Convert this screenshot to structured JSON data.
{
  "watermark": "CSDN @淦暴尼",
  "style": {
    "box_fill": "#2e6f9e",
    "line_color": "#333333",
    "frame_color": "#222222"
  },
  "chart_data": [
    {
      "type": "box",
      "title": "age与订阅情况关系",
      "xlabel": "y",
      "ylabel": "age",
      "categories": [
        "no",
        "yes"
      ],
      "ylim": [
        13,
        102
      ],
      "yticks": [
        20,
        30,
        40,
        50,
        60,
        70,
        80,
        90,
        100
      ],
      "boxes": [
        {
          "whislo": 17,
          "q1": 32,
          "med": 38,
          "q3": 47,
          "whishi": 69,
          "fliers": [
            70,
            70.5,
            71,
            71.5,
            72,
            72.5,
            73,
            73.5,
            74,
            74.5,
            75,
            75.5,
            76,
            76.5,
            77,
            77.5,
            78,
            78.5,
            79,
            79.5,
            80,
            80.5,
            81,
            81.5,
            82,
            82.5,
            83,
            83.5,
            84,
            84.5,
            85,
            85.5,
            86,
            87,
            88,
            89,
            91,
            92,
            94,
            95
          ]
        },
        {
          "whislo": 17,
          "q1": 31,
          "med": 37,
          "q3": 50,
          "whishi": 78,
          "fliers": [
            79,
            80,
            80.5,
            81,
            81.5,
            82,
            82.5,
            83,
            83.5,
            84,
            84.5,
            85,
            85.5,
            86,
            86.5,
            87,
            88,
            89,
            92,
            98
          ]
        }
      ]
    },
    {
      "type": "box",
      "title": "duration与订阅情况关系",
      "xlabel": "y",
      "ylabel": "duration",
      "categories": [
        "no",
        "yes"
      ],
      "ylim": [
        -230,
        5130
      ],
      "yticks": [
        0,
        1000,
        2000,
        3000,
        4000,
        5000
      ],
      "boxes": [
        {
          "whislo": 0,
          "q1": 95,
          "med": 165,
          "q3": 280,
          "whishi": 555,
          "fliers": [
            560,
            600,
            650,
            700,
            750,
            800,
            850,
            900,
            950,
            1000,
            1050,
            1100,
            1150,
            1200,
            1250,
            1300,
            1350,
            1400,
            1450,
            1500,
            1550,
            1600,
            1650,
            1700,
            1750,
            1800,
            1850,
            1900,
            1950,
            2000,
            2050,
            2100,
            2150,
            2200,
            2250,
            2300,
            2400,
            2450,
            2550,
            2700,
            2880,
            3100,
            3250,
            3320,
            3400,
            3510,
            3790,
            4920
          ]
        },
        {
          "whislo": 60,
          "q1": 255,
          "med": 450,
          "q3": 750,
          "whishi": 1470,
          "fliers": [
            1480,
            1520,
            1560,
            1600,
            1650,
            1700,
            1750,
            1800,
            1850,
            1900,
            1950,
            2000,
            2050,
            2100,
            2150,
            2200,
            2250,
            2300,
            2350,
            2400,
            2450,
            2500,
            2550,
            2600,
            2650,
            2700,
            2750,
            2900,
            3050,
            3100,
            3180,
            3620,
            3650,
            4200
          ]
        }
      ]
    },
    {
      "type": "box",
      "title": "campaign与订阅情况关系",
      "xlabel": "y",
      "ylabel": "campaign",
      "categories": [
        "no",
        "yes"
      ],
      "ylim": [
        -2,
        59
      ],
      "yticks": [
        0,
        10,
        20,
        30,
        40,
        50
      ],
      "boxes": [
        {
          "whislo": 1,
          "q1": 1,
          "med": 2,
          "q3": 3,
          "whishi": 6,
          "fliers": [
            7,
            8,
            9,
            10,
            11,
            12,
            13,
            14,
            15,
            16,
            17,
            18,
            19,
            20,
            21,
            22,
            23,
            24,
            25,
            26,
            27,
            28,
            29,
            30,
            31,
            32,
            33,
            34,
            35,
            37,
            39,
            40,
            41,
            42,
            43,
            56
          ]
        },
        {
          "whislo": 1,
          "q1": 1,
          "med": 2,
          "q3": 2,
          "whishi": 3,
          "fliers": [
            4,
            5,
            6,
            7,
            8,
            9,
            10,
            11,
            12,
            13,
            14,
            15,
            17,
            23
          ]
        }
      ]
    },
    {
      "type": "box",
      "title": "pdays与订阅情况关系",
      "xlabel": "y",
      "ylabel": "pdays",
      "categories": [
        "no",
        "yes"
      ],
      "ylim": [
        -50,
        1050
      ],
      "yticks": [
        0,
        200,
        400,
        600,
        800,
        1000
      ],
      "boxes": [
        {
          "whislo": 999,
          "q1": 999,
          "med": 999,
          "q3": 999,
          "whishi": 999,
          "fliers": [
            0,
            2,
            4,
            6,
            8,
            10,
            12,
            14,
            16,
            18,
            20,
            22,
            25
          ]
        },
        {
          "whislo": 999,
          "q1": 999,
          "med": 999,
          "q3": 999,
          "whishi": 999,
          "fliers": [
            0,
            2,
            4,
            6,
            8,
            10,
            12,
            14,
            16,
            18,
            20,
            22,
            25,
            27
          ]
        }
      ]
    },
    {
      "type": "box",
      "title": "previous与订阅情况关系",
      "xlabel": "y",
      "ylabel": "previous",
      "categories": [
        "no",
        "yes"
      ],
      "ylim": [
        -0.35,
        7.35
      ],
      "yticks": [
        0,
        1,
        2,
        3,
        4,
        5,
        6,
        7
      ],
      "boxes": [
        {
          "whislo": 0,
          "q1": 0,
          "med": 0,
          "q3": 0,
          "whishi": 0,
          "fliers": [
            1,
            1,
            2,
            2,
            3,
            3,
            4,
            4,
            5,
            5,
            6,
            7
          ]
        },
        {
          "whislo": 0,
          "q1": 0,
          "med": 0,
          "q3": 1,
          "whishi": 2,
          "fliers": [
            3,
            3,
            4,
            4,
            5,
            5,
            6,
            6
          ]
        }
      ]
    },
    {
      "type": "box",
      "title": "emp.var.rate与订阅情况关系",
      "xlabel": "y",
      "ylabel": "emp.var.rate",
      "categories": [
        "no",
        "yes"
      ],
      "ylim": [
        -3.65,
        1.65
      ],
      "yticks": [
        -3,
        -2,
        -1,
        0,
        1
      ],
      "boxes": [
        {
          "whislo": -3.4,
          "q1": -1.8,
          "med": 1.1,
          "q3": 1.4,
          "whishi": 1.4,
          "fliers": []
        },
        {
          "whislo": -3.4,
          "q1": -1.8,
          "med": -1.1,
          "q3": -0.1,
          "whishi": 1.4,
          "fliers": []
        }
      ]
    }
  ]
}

What this task involves:
Repeat the records above exactly, from the first line to the last.

Answer to this exercise:
Convert this screenshot to structured JSON data.
{
  "watermark": "CSDN @淦暴尼",
  "style": {
    "box_fill": "#2e6f9e",
    "line_color": "#333333",
    "frame_color": "#222222"
  },
  "chart_data": [
    {
      "type": "box",
      "title": "age与订阅情况关系",
      "xlabel": "y",
      "ylabel": "age",
      "categories": [
        "no",
        "yes"
      ],
      "ylim": [
        13,
        102
      ],
      "yticks": [
        20,
        30,
        40,
        50,
        60,
        70,
        80,
        90,
        100
      ],
      "boxes": [
        {
          "whislo": 17,
          "q1": 32,
          "med": 38,
          "q3": 47,
          "whishi": 69,
          "fliers": [
            70,
            70.5,
            71,
            71.5,
            72,
            72.5,
            73,
            73.5,
            74,
            74.5,
            75,
            75.5,
            76,
            76.5,
            77,
            77.5,
            78,
            78.5,
            79,
            79.5,
            80,
            80.5,
            81,
            81.5,
            82,
            82.5,
            83,
            83.5,
            84,
            84.5,
            85,
            85.5,
            86,
            87,
            88,
            89,
            91,
            92,
            94,
            95
          ]
        },
        {
          "whislo": 17,
          "q1": 31,
          "med": 37,
          "q3": 50,
          "whishi": 78,
          "fliers": [
            79,
            80,
            80.5,
            81,
            81.5,
            82,
            82.5,
            83,
            83.5,
            84,
            84.5,
            85,
            85.5,
            86,
            86.5,
            87,
            88,
            89,
            92,
            98
          ]
        }
      ]
    },
    {
      "type": "box",
      "title": "duration与订阅情况关系",
      "xlabel": "y",
      "ylabel": "duration",
      "categories": [
        "no",
        "yes"
      ],
      "ylim": [
        -230,
        5130
      ],
      "yticks": [
        0,
        1000,
        2000,
        3000,
        4000,
        5000
      ],
      "boxes": [
        {
          "whislo": 0,
          "q1": 95,
          "med": 165,
          "q3": 280,
          "whishi": 555,
          "fliers": [
            560,
            600,
            650,
            700,
            750,
            800,
            850,
            900,
            950,
            1000,
            1050,
            1100,
            1150,
            1200,
            1250,
            1300,
            1350,
            1400,
            1450,
            1500,
            1550,
            1600,
            1650,
            1700,
            1750,
            1800,
            1850,
            1900,
            1950,
            2000,
            2050,
            2100,
            2150,
            2200,
            2250,
            2300,
            2400,
            2450,
            2550,
            2700,
            2880,
            3100,
            3250,
            3320,
            3400,
            3510,
            3790,
            4920
          ]
        },
        {
          "whislo": 60,
          "q1": 255,
          "med": 450,
          "q3": 750,
          "whishi": 1470,
          "fliers": [
            1480,
            1520,
            1560,
            1600,
            1650,
            1700,
            1750,
            1800,
            1850,
            1900,
            1950,
            2000,
            2050,
            2100,
            2150,
            2200,
            2250,
            2300,
            2350,
            2400,
            2450,
            2500,
            2550,
            2600,
            2650,
            2700,
            2750,
            2900,
            3050,
            3100,
            3180,
            3620,
            3650,
            4200
          ]
        }
      ]
    },
    {
      "type": "box",
      "title": "campaign与订阅情况关系",
      "xlabel": "y",
      "ylabel": "campaign",
      "categories": [
        "no",
        "yes"
      ],
      "ylim": [
        -2,
        59
      ],
      "yticks": [
        0,
        10,
        20,
        30,
        40,
        50
      ],
      "boxes": [
        {
          "whislo": 1,
          "q1": 1,
          "med": 2,
          "q3": 3,
          "whishi": 6,
          "fliers": [
            7,
            8,
            9,
            10,
            11,
            12,
            13,
            14,
            15,
            16,
            17,
            18,
            19,
            20,
            21,
            22,
            23,
            24,
            25,
            26,
            27,
            28,
            29,
            30,
            31,
            32,
            33,
            34,
            35,
            37,
            39,
            40,
            41,
            42,
            43,
            56
          ]
        },
        {
          "whislo": 1,
          "q1": 1,
          "med": 2,
          "q3": 2,
          "whishi": 3,
          "fliers": [
            4,
            5,
            6,
            7,
            8,
            9,
            10,
            11,
            12,
            13,
            14,
            15,
            17,
            23
          ]
        }
      ]
    },
    {
      "type": "box",
      "title": "pdays与订阅情况关系",
      "xlabel": "y",
      "ylabel": "pdays",
      "categories": [
        "no",
        "yes"
      ],
      "ylim": [
        -50,
        1050
      ],
      "yticks": [
        0,
        200,
        400,
        600,
        800,
        1000
      ],
      "boxes": [
        {
          "whislo": 999,
          "q1": 999,
          "med": 999,
          "q3": 999,
          "whishi": 999,
          "fliers": [
            0,
            2,
            4,
            6,
            8,
            10,
            12,
            14,
            16,
            18,
            20,
            22,
            25
          ]
        },
        {
          "whislo": 999,
          "q1": 999,
          "med": 999,
          "q3": 999,
          "whishi": 999,
          "fliers": [
            0,
            2,
            4,
            6,
            8,
            10,
            12,
            14,
            16,
            18,
            20,
            22,
            25,
            27
          ]
        }
      ]
    },
    {
      "type": "box",
      "title": "previous与订阅情况关系",
      "xlabel": "y",
      "ylabel": "previous",
      "categories": [
        "no",
        "yes"
      ],
      "ylim": [
        -0.35,
        7.35
      ],
      "yticks": [
        0,
        1,
        2,
        3,
        4,
        5,
        6,
        7
      ],
      "boxes": [
        {
          "whislo": 0,
          "q1": 0,
          "med": 0,
          "q3": 0,
          "whishi": 0,
          "fliers": [
            1,
            1,
            2,
            2,
            3,
            3,
            4,
            4,
            5,
            5,
            6,
            7
          ]
        },
        {
          "whislo": 0,
          "q1": 0,
          "med": 0,
          "q3": 1,
          "whishi": 2,
          "fliers": [
            3,
            3,
            4,
            4,
            5,
            5,
            6,
            6
          ]
        }
      ]
    },
    {
      "type": "box",
      "title": "emp.var.rate与订阅情况关系",
      "xlabel": "y",
      "ylabel": "emp.var.rate",
      "categories": [
        "no",
        "yes"
      ],
      "ylim": [
        -3.65,
        1.65
      ],
      "yticks": [
        -3,
        -2,
        -1,
        0,
        1
      ],
      "boxes": [
        {
          "whislo": -3.4,
          "q1": -1.8,
          "med": 1.1,
          "q3": 1.4,
          "whishi": 1.4,
          "fliers": []
        },
        {
          "whislo": -3.4,
          "q1": -1.8,
          "med": -1.1,
          "q3": -0.1,
          "whishi": 1.4,
          "fliers": []
        }
      ]
    }
  ]
}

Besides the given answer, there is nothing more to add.